**Aim**
Return all the data, word for word.

**Supplied data**
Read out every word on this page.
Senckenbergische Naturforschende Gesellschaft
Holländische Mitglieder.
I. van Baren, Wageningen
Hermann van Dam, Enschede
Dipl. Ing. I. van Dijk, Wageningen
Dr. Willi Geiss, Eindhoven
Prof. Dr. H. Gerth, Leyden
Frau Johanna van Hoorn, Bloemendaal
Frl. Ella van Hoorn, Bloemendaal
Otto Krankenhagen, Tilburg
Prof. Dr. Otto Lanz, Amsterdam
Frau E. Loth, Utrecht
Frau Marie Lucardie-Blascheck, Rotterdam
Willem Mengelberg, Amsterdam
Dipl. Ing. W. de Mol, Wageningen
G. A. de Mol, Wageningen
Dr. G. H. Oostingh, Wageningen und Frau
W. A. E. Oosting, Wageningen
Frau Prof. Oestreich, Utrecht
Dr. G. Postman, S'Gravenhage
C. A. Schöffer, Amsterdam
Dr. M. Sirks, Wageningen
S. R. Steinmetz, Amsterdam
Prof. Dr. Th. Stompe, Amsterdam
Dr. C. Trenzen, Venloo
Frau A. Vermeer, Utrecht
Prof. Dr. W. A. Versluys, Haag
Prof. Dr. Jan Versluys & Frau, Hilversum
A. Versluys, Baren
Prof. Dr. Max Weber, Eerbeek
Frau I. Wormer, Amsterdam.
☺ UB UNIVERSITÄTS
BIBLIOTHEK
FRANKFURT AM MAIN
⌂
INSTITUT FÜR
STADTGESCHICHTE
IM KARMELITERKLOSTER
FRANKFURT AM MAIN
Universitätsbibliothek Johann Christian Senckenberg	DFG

**Result for this task**
Read out every word on this page.
Senckenbergische Naturforschende Gesellschaft
Holländische Mitglieder.
I. van Baren, Wageningen
Hermann van Dam, Enschede
Dipl. Ing. I. van Dijk, Wageningen
Dr. Willi Geiss, Eindhoven
Prof. Dr. H. Gerth, Leyden
Frau Johanna van Hoorn, Bloemendaal
Frl. Ella van Hoorn, Bloemendaal
Otto Krankenhagen, Tilburg
Prof. Dr. Otto Lanz, Amsterdam
Frau E. Loth, Utrecht
Frau Marie Lucardie-Blascheck, Rotterdam
Willem Mengelberg, Amsterdam
Dipl. Ing. W. de Mol, Wageningen
G. A. de Mol, Wageningen
Dr. G. H. Oostingh, Wageningen und Frau
W. A. E. Oosting, Wageningen
Frau Prof. Oestreich, Utrecht
Dr. G. Postman, S'Gravenhage
C. A. Schöffer, Amsterdam
Dr. M. Sirks, Wageningen
S. R. Steinmetz, Amsterdam
Prof. Dr. Th. Stompe, Amsterdam
Dr. C. Trenzen, Venloo
Frau A. Vermeer, Utrecht
Prof. Dr. W. A. Versluys, Haag
Prof. Dr. Jan Versluys & Frau, Hilversum
A. Versluys, Baren
Prof. Dr. Max Weber, Eerbeek
Frau I. Wormer, Amsterdam.
☺ UB UNIVERSITÄTS
BIBLIOTHEK
FRANKFURT AM MAIN
⌂
INSTITUT FÜR
STADTGESCHICHTE
IM KARMELITERKLOSTER
FRANKFURT AM MAIN
Universitätsbibliothek Johann Christian Senckenberg	DFG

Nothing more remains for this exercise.